Exercise directions.
All the data should come back exactly as it was given.

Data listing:
__________
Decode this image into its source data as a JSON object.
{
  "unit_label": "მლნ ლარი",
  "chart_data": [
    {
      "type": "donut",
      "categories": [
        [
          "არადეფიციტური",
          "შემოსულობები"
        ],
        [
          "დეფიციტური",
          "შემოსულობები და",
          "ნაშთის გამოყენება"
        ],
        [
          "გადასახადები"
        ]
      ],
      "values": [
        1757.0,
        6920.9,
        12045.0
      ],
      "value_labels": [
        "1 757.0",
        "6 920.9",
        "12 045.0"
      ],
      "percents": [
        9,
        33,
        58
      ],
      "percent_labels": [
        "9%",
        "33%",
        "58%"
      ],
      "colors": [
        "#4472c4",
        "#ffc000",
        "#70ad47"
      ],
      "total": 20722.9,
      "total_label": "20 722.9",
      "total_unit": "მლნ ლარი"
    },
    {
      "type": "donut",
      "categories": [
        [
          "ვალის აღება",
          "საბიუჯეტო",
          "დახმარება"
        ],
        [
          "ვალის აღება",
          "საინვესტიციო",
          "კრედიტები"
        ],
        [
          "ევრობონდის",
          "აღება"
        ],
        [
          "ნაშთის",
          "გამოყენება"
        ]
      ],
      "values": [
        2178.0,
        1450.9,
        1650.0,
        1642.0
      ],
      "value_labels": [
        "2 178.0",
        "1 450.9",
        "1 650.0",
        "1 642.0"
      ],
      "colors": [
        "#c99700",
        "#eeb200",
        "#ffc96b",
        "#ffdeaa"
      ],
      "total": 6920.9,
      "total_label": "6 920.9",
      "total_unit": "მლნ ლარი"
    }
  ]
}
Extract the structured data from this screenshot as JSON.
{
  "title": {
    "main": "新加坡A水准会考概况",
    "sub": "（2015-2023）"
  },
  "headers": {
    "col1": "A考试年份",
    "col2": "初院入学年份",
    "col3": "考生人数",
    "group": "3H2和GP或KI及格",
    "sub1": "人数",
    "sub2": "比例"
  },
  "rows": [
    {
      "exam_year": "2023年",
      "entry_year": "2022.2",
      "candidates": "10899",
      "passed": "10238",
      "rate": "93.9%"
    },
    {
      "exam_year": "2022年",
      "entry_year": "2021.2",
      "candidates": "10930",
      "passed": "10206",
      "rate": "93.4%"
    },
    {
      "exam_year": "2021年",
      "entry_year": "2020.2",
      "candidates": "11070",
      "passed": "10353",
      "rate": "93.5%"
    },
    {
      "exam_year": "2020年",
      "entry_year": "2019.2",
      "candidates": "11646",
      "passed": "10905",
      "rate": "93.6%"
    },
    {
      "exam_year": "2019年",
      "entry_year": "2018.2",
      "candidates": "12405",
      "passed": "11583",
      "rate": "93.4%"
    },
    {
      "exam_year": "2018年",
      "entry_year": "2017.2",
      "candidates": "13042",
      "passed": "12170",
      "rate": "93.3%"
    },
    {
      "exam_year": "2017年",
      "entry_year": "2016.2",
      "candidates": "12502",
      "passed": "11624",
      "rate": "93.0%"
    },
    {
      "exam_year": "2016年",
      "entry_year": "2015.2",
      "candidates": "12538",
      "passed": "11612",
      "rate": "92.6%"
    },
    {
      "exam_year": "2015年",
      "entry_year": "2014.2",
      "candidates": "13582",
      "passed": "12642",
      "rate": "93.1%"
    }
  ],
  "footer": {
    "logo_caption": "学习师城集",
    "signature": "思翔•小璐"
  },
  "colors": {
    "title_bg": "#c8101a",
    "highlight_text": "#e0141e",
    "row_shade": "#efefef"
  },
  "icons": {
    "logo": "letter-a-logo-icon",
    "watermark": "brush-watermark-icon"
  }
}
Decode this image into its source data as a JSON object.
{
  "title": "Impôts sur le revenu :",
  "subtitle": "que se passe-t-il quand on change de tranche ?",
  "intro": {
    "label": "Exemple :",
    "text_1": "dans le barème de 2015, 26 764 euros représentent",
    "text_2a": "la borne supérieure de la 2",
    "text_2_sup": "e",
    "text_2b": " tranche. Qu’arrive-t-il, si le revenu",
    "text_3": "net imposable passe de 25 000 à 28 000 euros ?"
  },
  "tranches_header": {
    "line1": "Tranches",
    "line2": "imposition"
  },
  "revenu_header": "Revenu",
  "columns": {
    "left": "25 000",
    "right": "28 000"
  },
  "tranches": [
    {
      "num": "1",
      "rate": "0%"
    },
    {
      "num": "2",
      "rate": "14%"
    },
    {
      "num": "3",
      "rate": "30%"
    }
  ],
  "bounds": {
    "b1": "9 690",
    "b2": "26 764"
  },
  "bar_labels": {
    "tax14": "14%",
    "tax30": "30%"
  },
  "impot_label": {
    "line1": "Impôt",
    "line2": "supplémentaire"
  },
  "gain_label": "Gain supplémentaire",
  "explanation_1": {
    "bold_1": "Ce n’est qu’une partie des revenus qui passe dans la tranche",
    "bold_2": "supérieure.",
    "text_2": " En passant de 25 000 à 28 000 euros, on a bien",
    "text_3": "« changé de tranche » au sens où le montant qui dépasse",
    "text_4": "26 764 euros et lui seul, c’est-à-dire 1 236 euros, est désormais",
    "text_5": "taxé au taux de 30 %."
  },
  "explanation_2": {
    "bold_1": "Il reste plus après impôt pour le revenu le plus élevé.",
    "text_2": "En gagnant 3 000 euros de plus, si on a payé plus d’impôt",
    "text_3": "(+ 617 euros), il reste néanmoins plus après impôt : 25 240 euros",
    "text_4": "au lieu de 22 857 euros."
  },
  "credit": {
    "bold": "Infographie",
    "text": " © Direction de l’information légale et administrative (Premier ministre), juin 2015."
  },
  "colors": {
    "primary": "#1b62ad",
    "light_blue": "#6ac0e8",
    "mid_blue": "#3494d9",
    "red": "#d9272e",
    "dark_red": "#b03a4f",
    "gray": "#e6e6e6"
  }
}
__________
Solution for this problem.
Decode this image into its source data as a JSON object.
{
  "unit_label": "მლნ ლარი",
  "chart_data": [
    {
      "type": "donut",
      "categories": [
        [
          "არადეფიციტური",
          "შემოსულობები"
        ],
        [
          "დეფიციტური",
          "შემოსულობები და",
          "ნაშთის გამოყენება"
        ],
        [
          "გადასახადები"
        ]
      ],
      "values": [
        1757.0,
        6920.9,
        12045.0
      ],
      "value_labels": [
        "1 757.0",
        "6 920.9",
        "12 045.0"
      ],
      "percents": [
        9,
        33,
        58
      ],
      "percent_labels": [
        "9%",
        "33%",
        "58%"
      ],
      "colors": [
        "#4472c4",
        "#ffc000",
        "#70ad47"
      ],
      "total": 20722.9,
      "total_label": "20 722.9",
      "total_unit": "მლნ ლარი"
    },
    {
      "type": "donut",
      "categories": [
        [
          "ვალის აღება",
          "საბიუჯეტო",
          "დახმარება"
        ],
        [
          "ვალის აღება",
          "საინვესტიციო",
          "კრედიტები"
        ],
        [
          "ევრობონდის",
          "აღება"
        ],
        [
          "ნაშთის",
          "გამოყენება"
        ]
      ],
      "values": [
        2178.0,
        1450.9,
        1650.0,
        1642.0
      ],
      "value_labels": [
        "2 178.0",
        "1 450.9",
        "1 650.0",
        "1 642.0"
      ],
      "colors": [
        "#c99700",
        "#eeb200",
        "#ffc96b",
        "#ffdeaa"
      ],
      "total": 6920.9,
      "total_label": "6 920.9",
      "total_unit": "მლნ ლარი"
    }
  ]
}
Extract the structured data from this screenshot as JSON.
{
  "title": {
    "main": "新加坡A水准会考概况",
    "sub": "（2015-2023）"
  },
  "headers": {
    "col1": "A考试年份",
    "col2": "初院入学年份",
    "col3": "考生人数",
    "group": "3H2和GP或KI及格",
    "sub1": "人数",
    "sub2": "比例"
  },
  "rows": [
    {
      "exam_year": "2023年",
      "entry_year": "2022.2",
      "candidates": "10899",
      "passed": "10238",
      "rate": "93.9%"
    },
    {
      "exam_year": "2022年",
      "entry_year": "2021.2",
      "candidates": "10930",
      "passed": "10206",
      "rate": "93.4%"
    },
    {
      "exam_year": "2021年",
      "entry_year": "2020.2",
      "candidates": "11070",
      "passed": "10353",
      "rate": "93.5%"
    },
    {
      "exam_year": "2020年",
      "entry_year": "2019.2",
      "candidates": "11646",
      "passed": "10905",
      "rate": "93.6%"
    },
    {
      "exam_year": "2019年",
      "entry_year": "2018.2",
      "candidates": "12405",
      "passed": "11583",
      "rate": "93.4%"
    },
    {
      "exam_year": "2018年",
      "entry_year": "2017.2",
      "candidates": "13042",
      "passed": "12170",
      "rate": "93.3%"
    },
    {
      "exam_year": "2017年",
      "entry_year": "2016.2",
      "candidates": "12502",
      "passed": "11624",
      "rate": "93.0%"
    },
    {
      "exam_year": "2016年",
      "entry_year": "2015.2",
      "candidates": "12538",
      "passed": "11612",
      "rate": "92.6%"
    },
    {
      "exam_year": "2015年",
      "entry_year": "2014.2",
      "candidates": "13582",
      "passed": "12642",
      "rate": "93.1%"
    }
  ],
  "footer": {
    "logo_caption": "学习师城集",
    "signature": "思翔•小璐"
  },
  "colors": {
    "title_bg": "#c8101a",
    "highlight_text": "#e0141e",
    "row_shade": "#efefef"
  },
  "icons": {
    "logo": "letter-a-logo-icon",
    "watermark": "brush-watermark-icon"
  }
}
Decode this image into its source data as a JSON object.
{
  "title": "Impôts sur le revenu :",
  "subtitle": "que se passe-t-il quand on change de tranche ?",
  "intro": {
    "label": "Exemple :",
    "text_1": "dans le barème de 2015, 26 764 euros représentent",
    "text_2a": "la borne supérieure de la 2",
    "text_2_sup": "e",
    "text_2b": " tranche. Qu’arrive-t-il, si le revenu",
    "text_3": "net imposable passe de 25 000 à 28 000 euros ?"
  },
  "tranches_header": {
    "line1": "Tranches",
    "line2": "imposition"
  },
  "revenu_header": "Revenu",
  "columns": {
    "left": "25 000",
    "right": "28 000"
  },
  "tranches": [
    {
      "num": "1",
      "rate": "0%"
    },
    {
      "num": "2",
      "rate": "14%"
    },
    {
      "num": "3",
      "rate": "30%"
    }
  ],
  "bounds": {
    "b1": "9 690",
    "b2": "26 764"
  },
  "bar_labels": {
    "tax14": "14%",
    "tax30": "30%"
  },
  "impot_label": {
    "line1": "Impôt",
    "line2": "supplémentaire"
  },
  "gain_label": "Gain supplémentaire",
  "explanation_1": {
    "bold_1": "Ce n’est qu’une partie des revenus qui passe dans la tranche",
    "bold_2": "supérieure.",
    "text_2": " En passant de 25 000 à 28 000 euros, on a bien",
    "text_3": "« changé de tranche » au sens où le montant qui dépasse",
    "text_4": "26 764 euros et lui seul, c’est-à-dire 1 236 euros, est désormais",
    "text_5": "taxé au taux de 30 %."
  },
  "explanation_2": {
    "bold_1": "Il reste plus après impôt pour le revenu le plus élevé.",
    "text_2": "En gagnant 3 000 euros de plus, si on a payé plus d’impôt",
    "text_3": "(+ 617 euros), il reste néanmoins plus après impôt : 25 240 euros",
    "text_4": "au lieu de 22 857 euros."
  },
  "credit": {
    "bold": "Infographie",
    "text": " © Direction de l’information légale et administrative (Premier ministre), juin 2015."
  },
  "colors": {
    "primary": "#1b62ad",
    "light_blue": "#6ac0e8",
    "mid_blue": "#3494d9",
    "red": "#d9272e",
    "dark_red": "#b03a4f",
    "gray": "#e6e6e6"
  }
}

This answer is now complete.